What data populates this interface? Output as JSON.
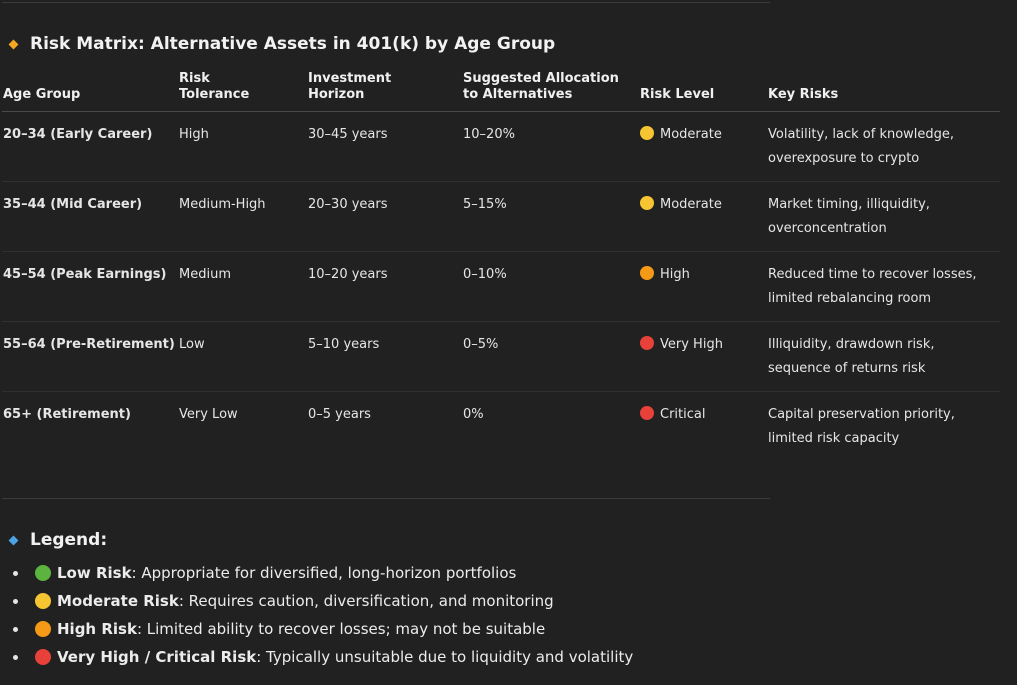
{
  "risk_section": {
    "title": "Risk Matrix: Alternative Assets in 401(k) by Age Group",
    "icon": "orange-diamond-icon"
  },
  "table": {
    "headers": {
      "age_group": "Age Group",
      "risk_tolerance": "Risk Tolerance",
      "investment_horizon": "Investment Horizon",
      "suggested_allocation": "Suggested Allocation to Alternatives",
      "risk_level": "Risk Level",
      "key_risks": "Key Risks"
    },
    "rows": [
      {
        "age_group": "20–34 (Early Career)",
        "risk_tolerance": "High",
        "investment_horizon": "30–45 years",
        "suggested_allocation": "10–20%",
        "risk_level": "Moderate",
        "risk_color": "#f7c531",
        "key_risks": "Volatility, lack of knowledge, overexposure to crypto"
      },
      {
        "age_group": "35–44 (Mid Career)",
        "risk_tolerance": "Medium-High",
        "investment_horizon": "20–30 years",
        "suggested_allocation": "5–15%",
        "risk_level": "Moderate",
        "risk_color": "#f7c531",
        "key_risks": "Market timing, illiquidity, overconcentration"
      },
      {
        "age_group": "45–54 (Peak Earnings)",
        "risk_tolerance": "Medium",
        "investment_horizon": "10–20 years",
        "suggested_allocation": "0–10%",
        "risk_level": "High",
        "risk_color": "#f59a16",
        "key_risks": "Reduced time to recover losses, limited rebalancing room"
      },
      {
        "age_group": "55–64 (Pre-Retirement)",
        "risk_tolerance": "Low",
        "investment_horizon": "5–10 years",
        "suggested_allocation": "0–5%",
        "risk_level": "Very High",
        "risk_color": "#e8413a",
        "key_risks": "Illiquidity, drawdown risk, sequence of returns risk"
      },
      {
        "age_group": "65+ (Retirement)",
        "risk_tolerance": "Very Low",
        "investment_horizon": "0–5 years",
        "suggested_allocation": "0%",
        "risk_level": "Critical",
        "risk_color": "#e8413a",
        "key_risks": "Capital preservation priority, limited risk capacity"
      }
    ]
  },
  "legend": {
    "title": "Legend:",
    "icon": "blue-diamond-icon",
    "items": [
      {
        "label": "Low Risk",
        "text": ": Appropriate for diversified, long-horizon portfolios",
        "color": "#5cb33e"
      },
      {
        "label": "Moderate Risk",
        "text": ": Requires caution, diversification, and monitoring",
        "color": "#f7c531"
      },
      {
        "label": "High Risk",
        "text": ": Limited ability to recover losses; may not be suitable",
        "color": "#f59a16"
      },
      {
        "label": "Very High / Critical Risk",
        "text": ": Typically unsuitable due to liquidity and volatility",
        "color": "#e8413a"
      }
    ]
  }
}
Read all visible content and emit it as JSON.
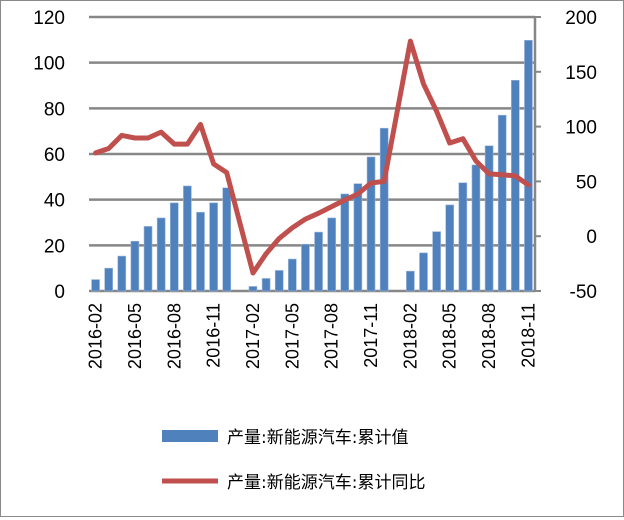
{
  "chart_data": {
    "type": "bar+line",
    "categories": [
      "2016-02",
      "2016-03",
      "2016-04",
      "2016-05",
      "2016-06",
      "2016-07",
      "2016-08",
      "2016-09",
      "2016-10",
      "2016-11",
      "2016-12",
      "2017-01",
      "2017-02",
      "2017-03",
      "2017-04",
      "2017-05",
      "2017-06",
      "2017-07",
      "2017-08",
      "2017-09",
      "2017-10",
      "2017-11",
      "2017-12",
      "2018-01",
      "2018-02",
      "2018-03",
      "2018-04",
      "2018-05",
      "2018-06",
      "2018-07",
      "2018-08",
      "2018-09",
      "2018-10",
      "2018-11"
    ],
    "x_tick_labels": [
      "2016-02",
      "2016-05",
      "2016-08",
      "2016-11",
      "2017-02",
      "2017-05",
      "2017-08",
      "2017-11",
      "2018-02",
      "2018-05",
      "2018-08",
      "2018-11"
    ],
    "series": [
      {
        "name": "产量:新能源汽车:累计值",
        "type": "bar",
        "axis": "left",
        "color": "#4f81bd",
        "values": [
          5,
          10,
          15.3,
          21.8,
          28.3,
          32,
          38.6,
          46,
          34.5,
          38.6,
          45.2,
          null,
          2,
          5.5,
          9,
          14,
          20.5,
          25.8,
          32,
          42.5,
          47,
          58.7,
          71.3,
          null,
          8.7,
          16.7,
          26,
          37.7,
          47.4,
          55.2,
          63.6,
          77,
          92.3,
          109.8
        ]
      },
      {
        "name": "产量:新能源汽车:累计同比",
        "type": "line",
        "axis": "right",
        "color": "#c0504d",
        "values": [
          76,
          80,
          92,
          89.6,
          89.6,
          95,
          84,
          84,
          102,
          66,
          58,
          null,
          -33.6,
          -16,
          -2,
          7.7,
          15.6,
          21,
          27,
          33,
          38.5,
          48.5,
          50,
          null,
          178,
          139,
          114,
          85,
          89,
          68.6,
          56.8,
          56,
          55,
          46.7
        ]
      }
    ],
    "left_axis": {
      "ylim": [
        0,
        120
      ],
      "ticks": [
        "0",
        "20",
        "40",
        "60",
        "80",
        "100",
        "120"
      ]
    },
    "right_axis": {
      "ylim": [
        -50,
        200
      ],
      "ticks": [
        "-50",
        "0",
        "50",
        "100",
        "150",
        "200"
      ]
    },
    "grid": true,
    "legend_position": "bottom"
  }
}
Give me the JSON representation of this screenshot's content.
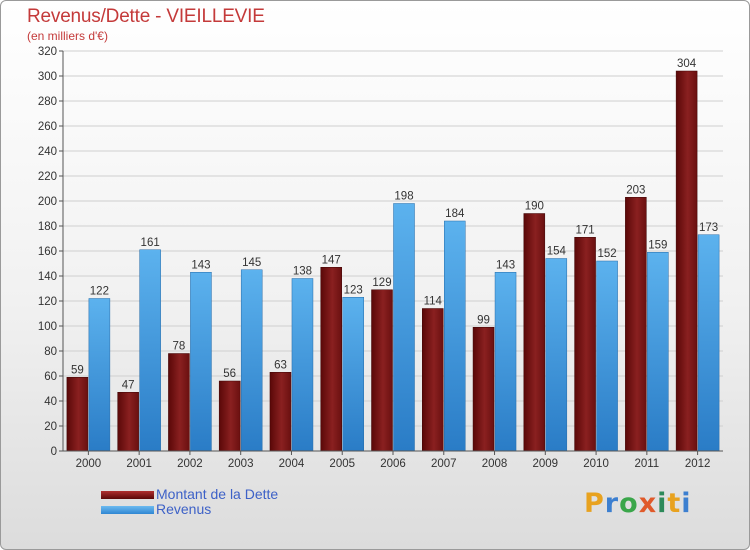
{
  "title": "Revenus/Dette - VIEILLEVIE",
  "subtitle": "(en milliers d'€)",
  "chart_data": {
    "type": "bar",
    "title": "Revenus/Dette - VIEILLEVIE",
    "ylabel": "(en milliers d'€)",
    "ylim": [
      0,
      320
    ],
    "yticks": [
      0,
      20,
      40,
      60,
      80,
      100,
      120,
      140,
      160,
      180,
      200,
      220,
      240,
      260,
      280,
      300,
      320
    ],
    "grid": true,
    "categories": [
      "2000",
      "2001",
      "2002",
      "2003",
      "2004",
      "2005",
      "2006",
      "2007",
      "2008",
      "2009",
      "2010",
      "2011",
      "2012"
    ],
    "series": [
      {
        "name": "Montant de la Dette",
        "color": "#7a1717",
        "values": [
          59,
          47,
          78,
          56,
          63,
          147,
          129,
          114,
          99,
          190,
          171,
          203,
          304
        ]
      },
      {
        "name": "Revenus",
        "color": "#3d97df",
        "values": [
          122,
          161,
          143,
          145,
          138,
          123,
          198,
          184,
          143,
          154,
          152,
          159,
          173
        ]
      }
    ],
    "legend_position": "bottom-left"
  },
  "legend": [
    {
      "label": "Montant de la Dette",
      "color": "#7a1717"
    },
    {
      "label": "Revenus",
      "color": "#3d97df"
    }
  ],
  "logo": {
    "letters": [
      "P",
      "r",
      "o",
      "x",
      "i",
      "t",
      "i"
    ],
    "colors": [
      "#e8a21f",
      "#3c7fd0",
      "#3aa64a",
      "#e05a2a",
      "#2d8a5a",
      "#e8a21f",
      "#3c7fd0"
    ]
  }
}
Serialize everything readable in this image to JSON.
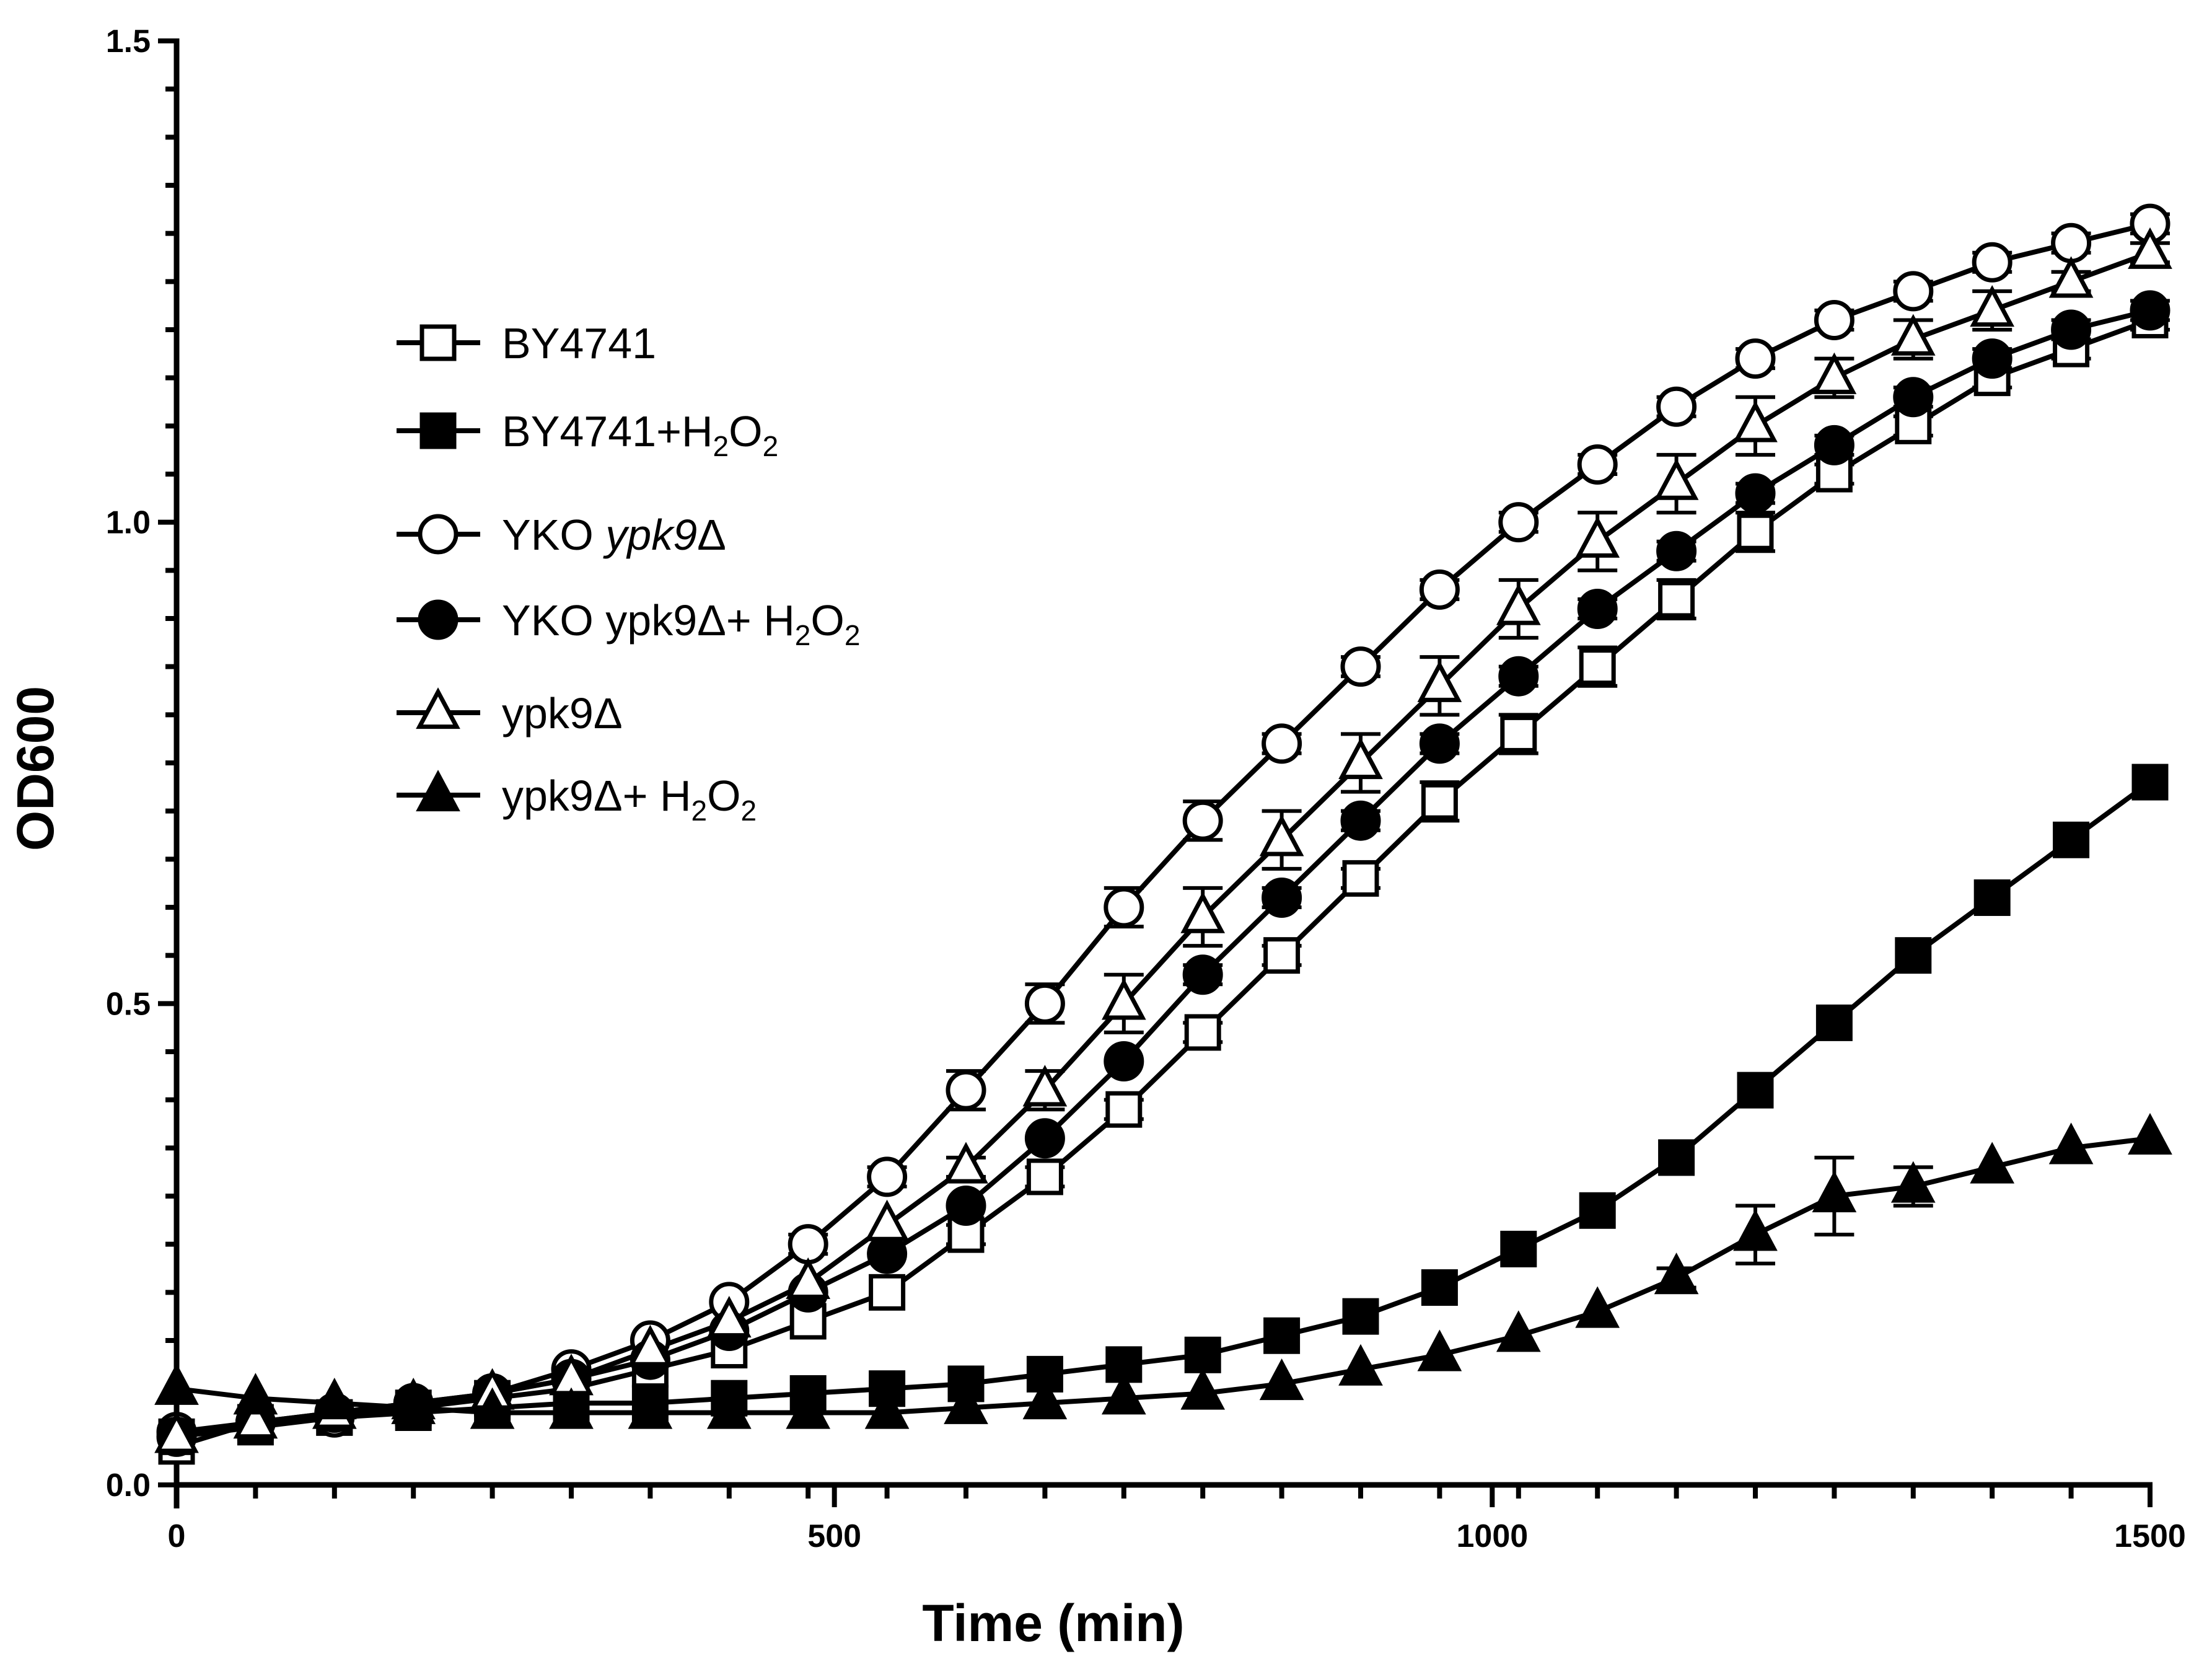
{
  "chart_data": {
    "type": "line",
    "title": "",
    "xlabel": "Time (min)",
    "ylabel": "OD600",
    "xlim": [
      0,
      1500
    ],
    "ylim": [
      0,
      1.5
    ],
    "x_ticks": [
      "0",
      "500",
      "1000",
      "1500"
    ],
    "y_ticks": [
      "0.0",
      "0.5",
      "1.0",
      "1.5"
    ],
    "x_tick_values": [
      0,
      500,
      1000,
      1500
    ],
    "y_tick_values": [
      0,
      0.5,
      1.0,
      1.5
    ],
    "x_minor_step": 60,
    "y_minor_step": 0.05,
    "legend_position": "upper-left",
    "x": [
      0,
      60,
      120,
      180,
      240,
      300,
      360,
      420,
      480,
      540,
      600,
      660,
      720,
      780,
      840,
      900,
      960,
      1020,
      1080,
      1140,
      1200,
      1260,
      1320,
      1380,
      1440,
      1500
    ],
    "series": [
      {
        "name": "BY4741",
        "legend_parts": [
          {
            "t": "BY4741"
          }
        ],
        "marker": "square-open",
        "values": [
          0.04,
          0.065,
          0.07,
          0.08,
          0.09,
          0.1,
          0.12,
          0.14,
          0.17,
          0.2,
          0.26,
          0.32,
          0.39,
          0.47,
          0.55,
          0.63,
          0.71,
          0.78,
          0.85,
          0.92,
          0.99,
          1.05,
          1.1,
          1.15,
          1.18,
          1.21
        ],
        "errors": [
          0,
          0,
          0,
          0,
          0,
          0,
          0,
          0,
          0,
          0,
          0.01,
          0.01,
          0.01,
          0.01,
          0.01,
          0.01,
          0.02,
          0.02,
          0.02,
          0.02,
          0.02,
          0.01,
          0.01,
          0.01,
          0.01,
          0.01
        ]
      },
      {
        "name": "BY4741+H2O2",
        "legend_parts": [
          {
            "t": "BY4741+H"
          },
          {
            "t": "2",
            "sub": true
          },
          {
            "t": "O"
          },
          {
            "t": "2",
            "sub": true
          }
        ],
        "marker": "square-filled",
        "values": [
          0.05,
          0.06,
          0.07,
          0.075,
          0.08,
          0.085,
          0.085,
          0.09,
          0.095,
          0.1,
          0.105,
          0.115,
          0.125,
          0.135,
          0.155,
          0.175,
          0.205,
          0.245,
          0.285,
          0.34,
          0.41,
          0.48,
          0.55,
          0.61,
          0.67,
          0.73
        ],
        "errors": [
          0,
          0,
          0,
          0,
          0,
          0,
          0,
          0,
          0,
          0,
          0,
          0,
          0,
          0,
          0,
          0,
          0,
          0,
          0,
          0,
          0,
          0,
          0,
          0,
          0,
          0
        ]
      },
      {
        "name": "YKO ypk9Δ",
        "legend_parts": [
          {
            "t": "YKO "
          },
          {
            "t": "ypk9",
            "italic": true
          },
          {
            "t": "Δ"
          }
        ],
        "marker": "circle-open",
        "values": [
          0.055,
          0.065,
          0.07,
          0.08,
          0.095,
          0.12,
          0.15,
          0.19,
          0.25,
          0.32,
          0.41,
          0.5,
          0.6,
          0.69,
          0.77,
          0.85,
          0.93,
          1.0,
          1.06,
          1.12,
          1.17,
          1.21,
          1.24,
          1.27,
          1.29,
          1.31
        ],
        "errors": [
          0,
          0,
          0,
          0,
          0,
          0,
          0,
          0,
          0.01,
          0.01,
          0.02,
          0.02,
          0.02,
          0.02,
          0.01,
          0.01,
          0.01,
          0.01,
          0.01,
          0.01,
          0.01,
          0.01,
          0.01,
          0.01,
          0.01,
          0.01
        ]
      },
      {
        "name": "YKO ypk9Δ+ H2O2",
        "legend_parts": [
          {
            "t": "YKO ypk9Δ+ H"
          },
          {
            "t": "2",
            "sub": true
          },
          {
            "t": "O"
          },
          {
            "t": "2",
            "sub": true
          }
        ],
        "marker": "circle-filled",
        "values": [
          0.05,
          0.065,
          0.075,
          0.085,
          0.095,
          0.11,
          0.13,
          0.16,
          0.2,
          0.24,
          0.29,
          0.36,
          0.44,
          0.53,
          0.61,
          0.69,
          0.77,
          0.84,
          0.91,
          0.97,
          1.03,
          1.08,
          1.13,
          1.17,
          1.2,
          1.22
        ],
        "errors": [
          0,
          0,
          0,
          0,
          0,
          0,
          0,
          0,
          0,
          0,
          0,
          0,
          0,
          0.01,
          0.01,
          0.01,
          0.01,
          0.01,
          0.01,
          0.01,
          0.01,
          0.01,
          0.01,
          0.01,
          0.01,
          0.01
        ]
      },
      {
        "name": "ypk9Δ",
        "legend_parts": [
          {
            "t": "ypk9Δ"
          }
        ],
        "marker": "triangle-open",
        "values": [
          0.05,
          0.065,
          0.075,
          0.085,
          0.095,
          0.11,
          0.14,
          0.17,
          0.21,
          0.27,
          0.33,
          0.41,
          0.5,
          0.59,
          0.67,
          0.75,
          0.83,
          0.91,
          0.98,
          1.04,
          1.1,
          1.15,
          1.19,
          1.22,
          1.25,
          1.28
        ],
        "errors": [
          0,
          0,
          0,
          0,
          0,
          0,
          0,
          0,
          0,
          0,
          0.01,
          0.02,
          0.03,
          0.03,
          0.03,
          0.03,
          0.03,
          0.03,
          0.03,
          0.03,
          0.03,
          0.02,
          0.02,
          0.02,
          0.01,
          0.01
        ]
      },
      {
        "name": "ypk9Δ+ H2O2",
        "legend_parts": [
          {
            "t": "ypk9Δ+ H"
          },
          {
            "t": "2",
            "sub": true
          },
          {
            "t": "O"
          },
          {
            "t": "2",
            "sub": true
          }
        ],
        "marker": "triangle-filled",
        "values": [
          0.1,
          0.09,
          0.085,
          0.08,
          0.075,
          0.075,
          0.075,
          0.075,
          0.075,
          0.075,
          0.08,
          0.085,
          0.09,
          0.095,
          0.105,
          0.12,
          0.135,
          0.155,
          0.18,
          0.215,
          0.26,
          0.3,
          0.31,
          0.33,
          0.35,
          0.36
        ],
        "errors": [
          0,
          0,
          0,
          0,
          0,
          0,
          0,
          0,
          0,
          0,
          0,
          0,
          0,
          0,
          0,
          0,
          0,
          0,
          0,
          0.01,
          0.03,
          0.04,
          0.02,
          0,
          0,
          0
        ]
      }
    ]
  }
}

## What you need to do
Filter the entries down to the lines with the word "filled" in them.

## Solution below
        "marker": "square-filled",
        "marker": "circle-filled",
        "marker": "triangle-filled",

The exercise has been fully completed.